Quote the entries in full, character for character, without their images.

━━━━━━━━━━━━━━━━

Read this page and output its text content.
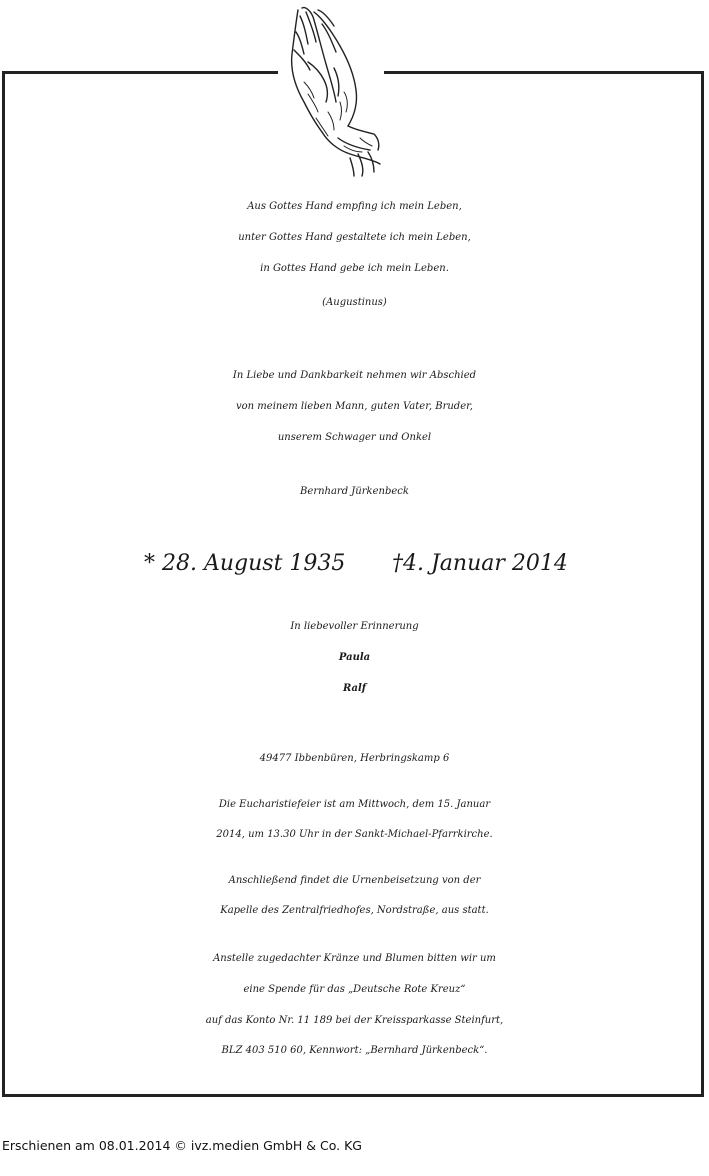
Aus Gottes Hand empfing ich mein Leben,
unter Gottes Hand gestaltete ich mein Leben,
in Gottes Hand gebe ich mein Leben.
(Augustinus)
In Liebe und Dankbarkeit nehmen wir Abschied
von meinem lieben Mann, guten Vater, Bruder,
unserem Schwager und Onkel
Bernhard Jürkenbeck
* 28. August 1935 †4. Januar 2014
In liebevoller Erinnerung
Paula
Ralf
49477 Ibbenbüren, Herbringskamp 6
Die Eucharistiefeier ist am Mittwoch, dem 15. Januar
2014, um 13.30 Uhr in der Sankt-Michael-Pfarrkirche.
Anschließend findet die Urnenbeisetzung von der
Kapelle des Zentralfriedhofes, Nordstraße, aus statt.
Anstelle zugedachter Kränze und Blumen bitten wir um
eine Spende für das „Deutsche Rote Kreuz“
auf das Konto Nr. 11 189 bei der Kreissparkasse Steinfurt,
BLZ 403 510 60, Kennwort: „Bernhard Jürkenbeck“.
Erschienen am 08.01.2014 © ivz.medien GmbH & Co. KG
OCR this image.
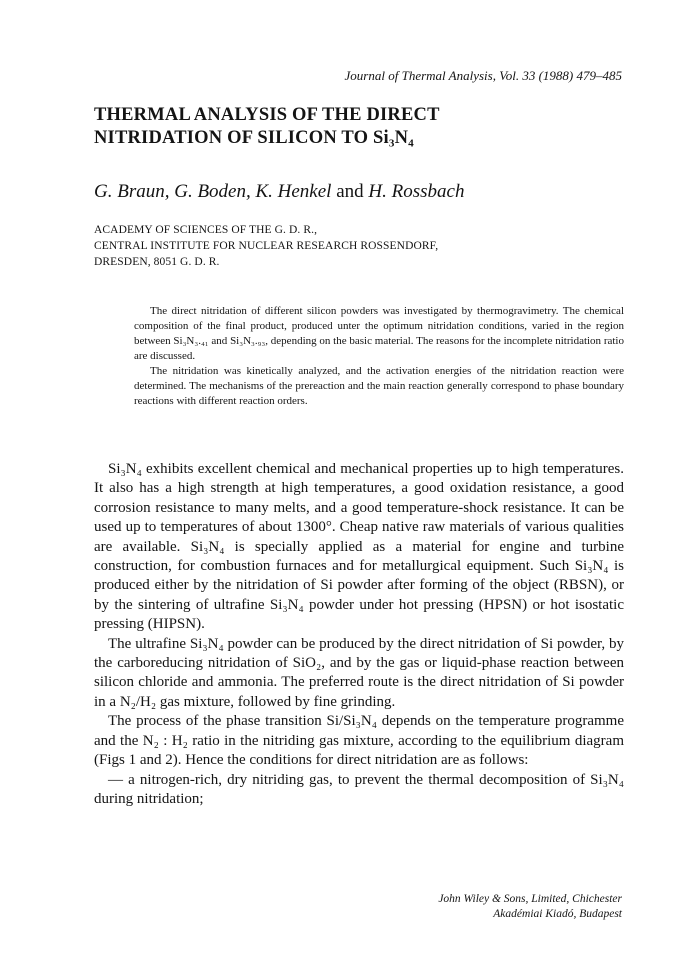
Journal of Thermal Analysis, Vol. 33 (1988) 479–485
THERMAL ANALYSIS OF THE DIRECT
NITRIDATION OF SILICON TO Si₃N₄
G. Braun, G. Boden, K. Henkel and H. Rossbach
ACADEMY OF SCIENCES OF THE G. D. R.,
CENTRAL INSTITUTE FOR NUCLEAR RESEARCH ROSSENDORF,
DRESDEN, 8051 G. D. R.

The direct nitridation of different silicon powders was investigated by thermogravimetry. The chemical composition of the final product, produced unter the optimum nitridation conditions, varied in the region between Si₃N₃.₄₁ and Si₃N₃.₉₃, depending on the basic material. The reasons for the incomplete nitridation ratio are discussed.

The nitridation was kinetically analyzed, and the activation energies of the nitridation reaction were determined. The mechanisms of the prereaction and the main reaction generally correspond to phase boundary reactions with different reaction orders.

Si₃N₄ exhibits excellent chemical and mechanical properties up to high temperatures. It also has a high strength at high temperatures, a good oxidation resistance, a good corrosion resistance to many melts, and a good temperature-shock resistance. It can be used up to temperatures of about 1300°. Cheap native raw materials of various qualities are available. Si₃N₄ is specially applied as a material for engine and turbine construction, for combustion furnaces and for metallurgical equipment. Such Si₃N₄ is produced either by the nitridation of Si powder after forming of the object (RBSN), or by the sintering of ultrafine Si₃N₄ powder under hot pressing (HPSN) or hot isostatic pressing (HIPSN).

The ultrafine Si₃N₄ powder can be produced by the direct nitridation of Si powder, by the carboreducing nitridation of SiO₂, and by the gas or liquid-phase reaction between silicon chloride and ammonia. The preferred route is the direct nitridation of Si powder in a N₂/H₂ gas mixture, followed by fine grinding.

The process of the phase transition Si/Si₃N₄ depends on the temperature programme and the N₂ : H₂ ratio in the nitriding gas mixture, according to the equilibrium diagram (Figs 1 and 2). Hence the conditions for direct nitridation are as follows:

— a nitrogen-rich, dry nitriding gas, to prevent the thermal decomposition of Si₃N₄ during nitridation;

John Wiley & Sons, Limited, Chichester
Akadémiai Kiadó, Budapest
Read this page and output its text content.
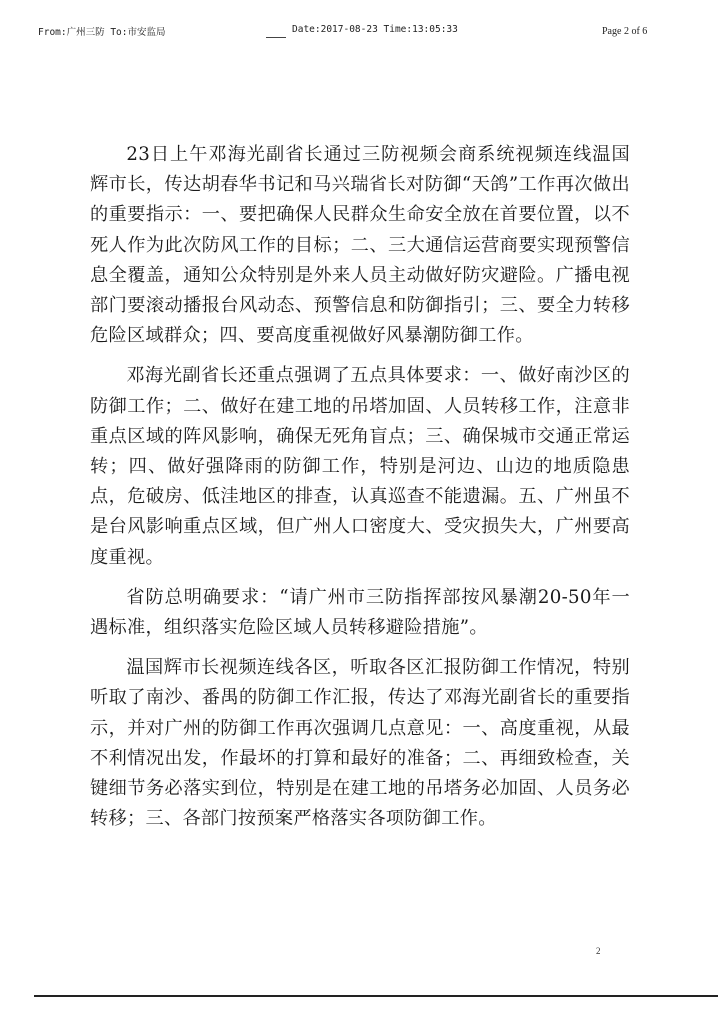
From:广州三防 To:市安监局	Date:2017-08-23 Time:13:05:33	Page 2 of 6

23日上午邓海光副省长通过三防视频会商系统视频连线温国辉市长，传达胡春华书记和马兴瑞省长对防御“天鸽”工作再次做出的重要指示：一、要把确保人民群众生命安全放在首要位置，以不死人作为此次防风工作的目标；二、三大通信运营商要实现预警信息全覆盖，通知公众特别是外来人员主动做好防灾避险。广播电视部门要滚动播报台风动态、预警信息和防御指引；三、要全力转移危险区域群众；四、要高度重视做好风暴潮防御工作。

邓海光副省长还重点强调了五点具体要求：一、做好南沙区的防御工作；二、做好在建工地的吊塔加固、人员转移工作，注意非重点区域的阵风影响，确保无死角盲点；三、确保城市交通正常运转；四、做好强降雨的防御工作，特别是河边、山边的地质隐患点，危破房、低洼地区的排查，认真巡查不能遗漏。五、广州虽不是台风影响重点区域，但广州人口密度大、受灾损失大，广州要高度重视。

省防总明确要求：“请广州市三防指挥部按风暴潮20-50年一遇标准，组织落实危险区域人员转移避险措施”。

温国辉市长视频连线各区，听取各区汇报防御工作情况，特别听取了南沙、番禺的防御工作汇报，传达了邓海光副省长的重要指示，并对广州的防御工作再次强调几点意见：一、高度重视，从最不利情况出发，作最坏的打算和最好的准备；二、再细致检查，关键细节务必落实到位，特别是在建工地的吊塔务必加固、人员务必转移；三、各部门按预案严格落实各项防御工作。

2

━━━━━━━━━━━━━━━━

-- COMPLETE ANSWER --
Read this page and output its text content.
Aus Gottes Hand empfing ich mein Leben,
unter Gottes Hand gestaltete ich mein Leben,
in Gottes Hand gebe ich mein Leben.
(Augustinus)
In Liebe und Dankbarkeit nehmen wir Abschied
von meinem lieben Mann, guten Vater, Bruder,
unserem Schwager und Onkel
Bernhard Jürkenbeck
* 28. August 1935 †4. Januar 2014
In liebevoller Erinnerung
Paula
Ralf
49477 Ibbenbüren, Herbringskamp 6
Die Eucharistiefeier ist am Mittwoch, dem 15. Januar
2014, um 13.30 Uhr in der Sankt-Michael-Pfarrkirche.
Anschließend findet die Urnenbeisetzung von der
Kapelle des Zentralfriedhofes, Nordstraße, aus statt.
Anstelle zugedachter Kränze und Blumen bitten wir um
eine Spende für das „Deutsche Rote Kreuz“
auf das Konto Nr. 11 189 bei der Kreissparkasse Steinfurt,
BLZ 403 510 60, Kennwort: „Bernhard Jürkenbeck“.
Erschienen am 08.01.2014 © ivz.medien GmbH & Co. KG
OCR this image.
Journal of Thermal Analysis, Vol. 33 (1988) 479–485
THERMAL ANALYSIS OF THE DIRECT
NITRIDATION OF SILICON TO Si₃N₄
G. Braun, G. Boden, K. Henkel and H. Rossbach
ACADEMY OF SCIENCES OF THE G. D. R.,
CENTRAL INSTITUTE FOR NUCLEAR RESEARCH ROSSENDORF,
DRESDEN, 8051 G. D. R.

The direct nitridation of different silicon powders was investigated by thermogravimetry. The chemical composition of the final product, produced unter the optimum nitridation conditions, varied in the region between Si₃N₃.₄₁ and Si₃N₃.₉₃, depending on the basic material. The reasons for the incomplete nitridation ratio are discussed.

The nitridation was kinetically analyzed, and the activation energies of the nitridation reaction were determined. The mechanisms of the prereaction and the main reaction generally correspond to phase boundary reactions with different reaction orders.

Si₃N₄ exhibits excellent chemical and mechanical properties up to high temperatures. It also has a high strength at high temperatures, a good oxidation resistance, a good corrosion resistance to many melts, and a good temperature-shock resistance. It can be used up to temperatures of about 1300°. Cheap native raw materials of various qualities are available. Si₃N₄ is specially applied as a material for engine and turbine construction, for combustion furnaces and for metallurgical equipment. Such Si₃N₄ is produced either by the nitridation of Si powder after forming of the object (RBSN), or by the sintering of ultrafine Si₃N₄ powder under hot pressing (HPSN) or hot isostatic pressing (HIPSN).

The ultrafine Si₃N₄ powder can be produced by the direct nitridation of Si powder, by the carboreducing nitridation of SiO₂, and by the gas or liquid-phase reaction between silicon chloride and ammonia. The preferred route is the direct nitridation of Si powder in a N₂/H₂ gas mixture, followed by fine grinding.

The process of the phase transition Si/Si₃N₄ depends on the temperature programme and the N₂ : H₂ ratio in the nitriding gas mixture, according to the equilibrium diagram (Figs 1 and 2). Hence the conditions for direct nitridation are as follows:

— a nitrogen-rich, dry nitriding gas, to prevent the thermal decomposition of Si₃N₄ during nitridation;

John Wiley & Sons, Limited, Chichester
Akadémiai Kiadó, Budapest
Read this page and output its text content.
From:广州三防 To:市安监局	Date:2017-08-23 Time:13:05:33	Page 2 of 6

23日上午邓海光副省长通过三防视频会商系统视频连线温国辉市长，传达胡春华书记和马兴瑞省长对防御“天鸽”工作再次做出的重要指示：一、要把确保人民群众生命安全放在首要位置，以不死人作为此次防风工作的目标；二、三大通信运营商要实现预警信息全覆盖，通知公众特别是外来人员主动做好防灾避险。广播电视部门要滚动播报台风动态、预警信息和防御指引；三、要全力转移危险区域群众；四、要高度重视做好风暴潮防御工作。

邓海光副省长还重点强调了五点具体要求：一、做好南沙区的防御工作；二、做好在建工地的吊塔加固、人员转移工作，注意非重点区域的阵风影响，确保无死角盲点；三、确保城市交通正常运转；四、做好强降雨的防御工作，特别是河边、山边的地质隐患点，危破房、低洼地区的排查，认真巡查不能遗漏。五、广州虽不是台风影响重点区域，但广州人口密度大、受灾损失大，广州要高度重视。

省防总明确要求：“请广州市三防指挥部按风暴潮20-50年一遇标准，组织落实危险区域人员转移避险措施”。

温国辉市长视频连线各区，听取各区汇报防御工作情况，特别听取了南沙、番禺的防御工作汇报，传达了邓海光副省长的重要指示，并对广州的防御工作再次强调几点意见：一、高度重视，从最不利情况出发，作最坏的打算和最好的准备；二、再细致检查，关键细节务必落实到位，特别是在建工地的吊塔务必加固、人员务必转移；三、各部门按预案严格落实各项防御工作。

2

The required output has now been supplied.